* **Short problem 1**
From the forum thread about old computers below, quote the stretch from "An old friend" through "a monochrome monitor.".
* **Short problem 2**
Translate this sentence from the forum thread about old computers into Spanish: "Although certainly not as good as even basic first-generation VGA, EGA was still a vast improvement over CGA."
* **Short problem 3**
Answer these questions using the forum thread about old computers below.
(a) Which motion picture does the first post name?
(b) What was the current price of the new, still-wrapped EGA card on eBay?
(c) What part had gone out in the free Samsung flat panel?

[start of Text extract]

The 102 was a star in a few motion pictures. Midnight Run is the only one I can remember. There were a lot Ham-related programs written for it. http://www.qrz.com/iB_html/non-cgi/emoticons/wink.gif

KG6YTZ
09-17-2005, 12:16 AM
I wouldn't mind having one of those little goodies myself, but I think I've already mentioned that in this thread. I can think of a few radio-related quick-and-dirties I could program into one of those things [once I re-learned TRS BASIC, that is]. SWR calculator, dipole calculator, Bearcat 101 code generator...

An old friend of mine used to have a Model 100 before leukemia got him a couple of years ago. I wish I could have "inherited" that thing, but he had already given it to someone else. Oh, well. He also had an early XT clone laptop. I keep thinking it was an Amstrad, but that's not right... {shrug}

KI4LFG
09-17-2005, 04:59 AM
I was looking inside one of a PC with an 8088 in it, still powered up but was unable to verify that it loaded because I don't have a monochrome monitor.

KG6YTZ
09-17-2005, 08:15 AM
I wouldn't think that a card and monitor for CGA - or, even better, EGA - would be all that expensive. #I just checked eBay and saw a new, still-wrapped EGA card currently at $4.95 and an "EGA COLOR MONITOR SAMSUNG NO RESERVE MONITER MONETER" [seller hedging his bets in case people can't spell monitor? http://www.qrz.com/iB_html/non-cgi/emoticons/biggrin.gif] currently at $36.

Addendum: Apparently, that particular auction is for a monitor and a card.

Although certainly not as good as even basic first-generation VGA, EGA was still a vast improvement over CGA. #I was VERY happy when I replaced my CGA with EGA in my old doorstop... I mean DESKTOP. http://www.qrz.com/iB_html/non-cgi/emoticons/smile.gif #[And, of course, even 640x480x256 VGA was better still.]

KC0KBH
09-18-2005, 05:04 PM
I got a samsung 15" flat panel for free. The backlight inverter went out. Turns out a regulator wasn't even soldered in. 5 min later I had it working.

[end of Text extract]
[start of Supplied material]

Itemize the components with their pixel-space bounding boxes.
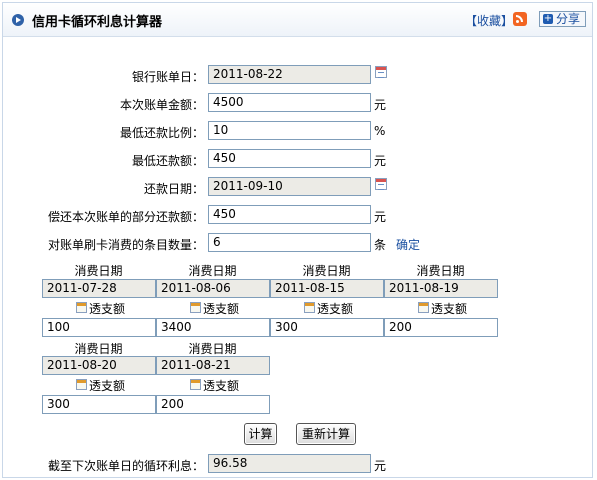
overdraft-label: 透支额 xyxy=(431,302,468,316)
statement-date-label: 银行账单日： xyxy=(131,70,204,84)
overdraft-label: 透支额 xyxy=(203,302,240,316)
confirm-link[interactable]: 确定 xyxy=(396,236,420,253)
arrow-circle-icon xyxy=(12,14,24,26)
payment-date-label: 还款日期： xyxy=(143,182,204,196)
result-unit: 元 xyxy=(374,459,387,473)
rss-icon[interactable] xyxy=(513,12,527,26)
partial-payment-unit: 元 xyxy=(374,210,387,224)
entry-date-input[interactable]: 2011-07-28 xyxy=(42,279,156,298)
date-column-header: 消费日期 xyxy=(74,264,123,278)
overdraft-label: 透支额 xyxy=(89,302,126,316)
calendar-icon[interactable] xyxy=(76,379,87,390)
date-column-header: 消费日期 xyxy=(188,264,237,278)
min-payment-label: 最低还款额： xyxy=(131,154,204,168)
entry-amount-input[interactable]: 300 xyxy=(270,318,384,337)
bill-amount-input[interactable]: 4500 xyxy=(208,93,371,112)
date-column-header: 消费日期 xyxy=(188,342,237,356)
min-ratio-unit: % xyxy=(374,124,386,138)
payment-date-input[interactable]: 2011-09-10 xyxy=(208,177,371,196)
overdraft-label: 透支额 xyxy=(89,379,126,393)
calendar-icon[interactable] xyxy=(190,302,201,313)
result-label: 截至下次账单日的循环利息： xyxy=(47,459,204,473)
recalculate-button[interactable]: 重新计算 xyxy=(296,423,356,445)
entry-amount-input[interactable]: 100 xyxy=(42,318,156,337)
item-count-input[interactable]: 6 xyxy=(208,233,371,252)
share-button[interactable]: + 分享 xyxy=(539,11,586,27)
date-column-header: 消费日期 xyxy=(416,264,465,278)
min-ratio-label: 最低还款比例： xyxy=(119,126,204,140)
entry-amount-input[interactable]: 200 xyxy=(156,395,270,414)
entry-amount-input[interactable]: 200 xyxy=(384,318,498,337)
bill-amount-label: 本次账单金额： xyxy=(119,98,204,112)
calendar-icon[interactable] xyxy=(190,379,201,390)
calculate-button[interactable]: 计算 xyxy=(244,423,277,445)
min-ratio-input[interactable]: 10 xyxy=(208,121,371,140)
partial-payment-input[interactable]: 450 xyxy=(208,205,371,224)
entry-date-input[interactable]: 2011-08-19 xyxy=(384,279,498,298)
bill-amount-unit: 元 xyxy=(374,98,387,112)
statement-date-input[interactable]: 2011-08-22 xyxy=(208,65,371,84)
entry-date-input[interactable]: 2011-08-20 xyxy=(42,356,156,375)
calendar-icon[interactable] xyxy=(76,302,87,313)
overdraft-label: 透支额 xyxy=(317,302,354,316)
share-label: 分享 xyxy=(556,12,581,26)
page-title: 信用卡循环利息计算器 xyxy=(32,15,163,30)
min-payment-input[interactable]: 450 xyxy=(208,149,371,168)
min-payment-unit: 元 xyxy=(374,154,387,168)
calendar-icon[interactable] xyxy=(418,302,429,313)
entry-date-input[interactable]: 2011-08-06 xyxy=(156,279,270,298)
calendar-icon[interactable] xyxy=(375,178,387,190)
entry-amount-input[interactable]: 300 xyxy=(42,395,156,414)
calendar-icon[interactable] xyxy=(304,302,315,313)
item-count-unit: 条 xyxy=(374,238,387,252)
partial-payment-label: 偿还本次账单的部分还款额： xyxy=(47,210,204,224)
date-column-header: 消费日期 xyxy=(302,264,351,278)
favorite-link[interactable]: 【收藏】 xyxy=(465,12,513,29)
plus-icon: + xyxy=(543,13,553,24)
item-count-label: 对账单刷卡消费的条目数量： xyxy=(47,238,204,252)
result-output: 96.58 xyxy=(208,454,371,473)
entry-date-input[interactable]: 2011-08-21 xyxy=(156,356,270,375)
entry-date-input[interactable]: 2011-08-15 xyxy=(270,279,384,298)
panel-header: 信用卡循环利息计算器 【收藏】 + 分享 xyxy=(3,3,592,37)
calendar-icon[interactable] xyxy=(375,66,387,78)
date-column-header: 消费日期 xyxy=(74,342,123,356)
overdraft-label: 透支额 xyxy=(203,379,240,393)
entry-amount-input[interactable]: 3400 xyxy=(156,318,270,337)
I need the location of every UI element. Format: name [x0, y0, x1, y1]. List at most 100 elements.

[end of Supplied material]

* **Reply 1**
An old friend of mine used to have a Model 100 before leukemia got him a couple of years ago. I wish I could have "inherited" that thing, but he had already given it to someone else. Oh, well. He also had an early XT clone laptop. I keep thinking it was an Amstrad, but that's not right... {shrug}

KI4LFG
09-17-2005, 04:59 AM
I was looking inside one of a PC with an 8088 in it, still powered up but was unable to verify that it loaded because I don't have a monochrome monitor.

* **Reply 2**
Aunque sin duda no era tan bueno como el VGA básico de primera generación, el EGA seguía siendo una gran mejora respecto al CGA.

* **Reply 3**
(a) Midnight Run
(b) $4.95
(c) The backlight inverter